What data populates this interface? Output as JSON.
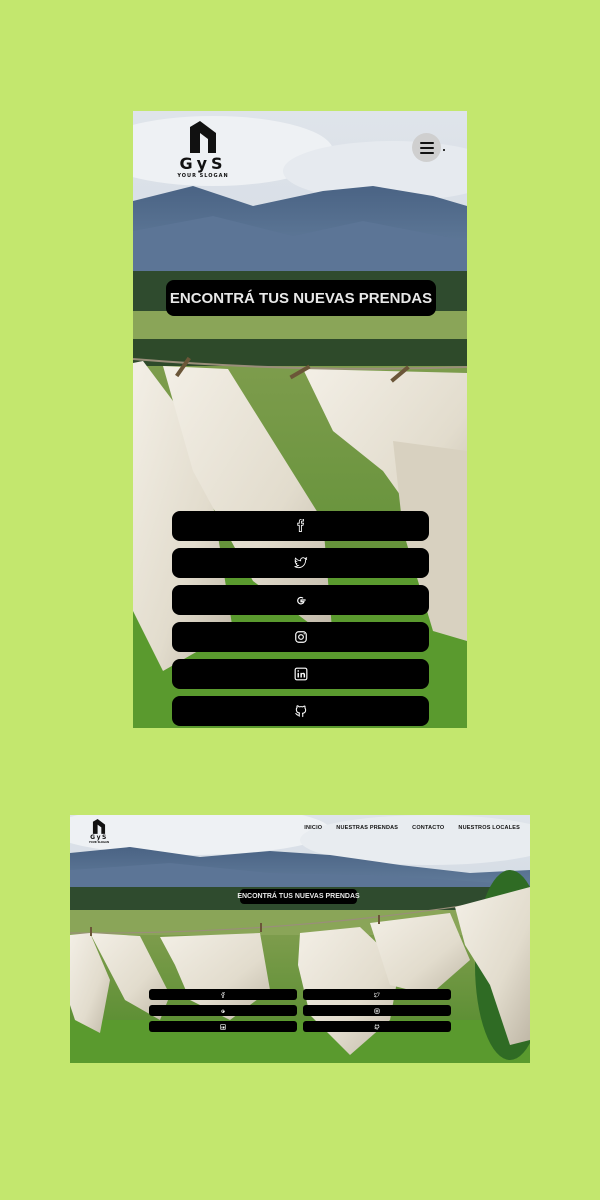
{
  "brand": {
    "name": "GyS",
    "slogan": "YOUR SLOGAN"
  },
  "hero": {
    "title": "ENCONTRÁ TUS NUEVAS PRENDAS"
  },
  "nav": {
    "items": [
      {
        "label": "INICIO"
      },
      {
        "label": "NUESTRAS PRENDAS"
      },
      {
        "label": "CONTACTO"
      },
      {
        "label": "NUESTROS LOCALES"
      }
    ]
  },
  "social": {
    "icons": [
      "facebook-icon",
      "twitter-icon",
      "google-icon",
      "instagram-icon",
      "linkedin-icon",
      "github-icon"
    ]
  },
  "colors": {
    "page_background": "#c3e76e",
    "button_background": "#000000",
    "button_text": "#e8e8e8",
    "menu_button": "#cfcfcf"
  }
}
+++
OBJECTIVE :: Repeat the material above word for word and skip every image in it.

TASK RESULT ::
What data populates this interface? Output as JSON.
{
  "brand": {
    "name": "GyS",
    "slogan": "YOUR SLOGAN"
  },
  "hero": {
    "title": "ENCONTRÁ TUS NUEVAS PRENDAS"
  },
  "nav": {
    "items": [
      {
        "label": "INICIO"
      },
      {
        "label": "NUESTRAS PRENDAS"
      },
      {
        "label": "CONTACTO"
      },
      {
        "label": "NUESTROS LOCALES"
      }
    ]
  },
  "social": {
    "icons": [
      "facebook-icon",
      "twitter-icon",
      "google-icon",
      "instagram-icon",
      "linkedin-icon",
      "github-icon"
    ]
  },
  "colors": {
    "page_background": "#c3e76e",
    "button_background": "#000000",
    "button_text": "#e8e8e8",
    "menu_button": "#cfcfcf"
  }
}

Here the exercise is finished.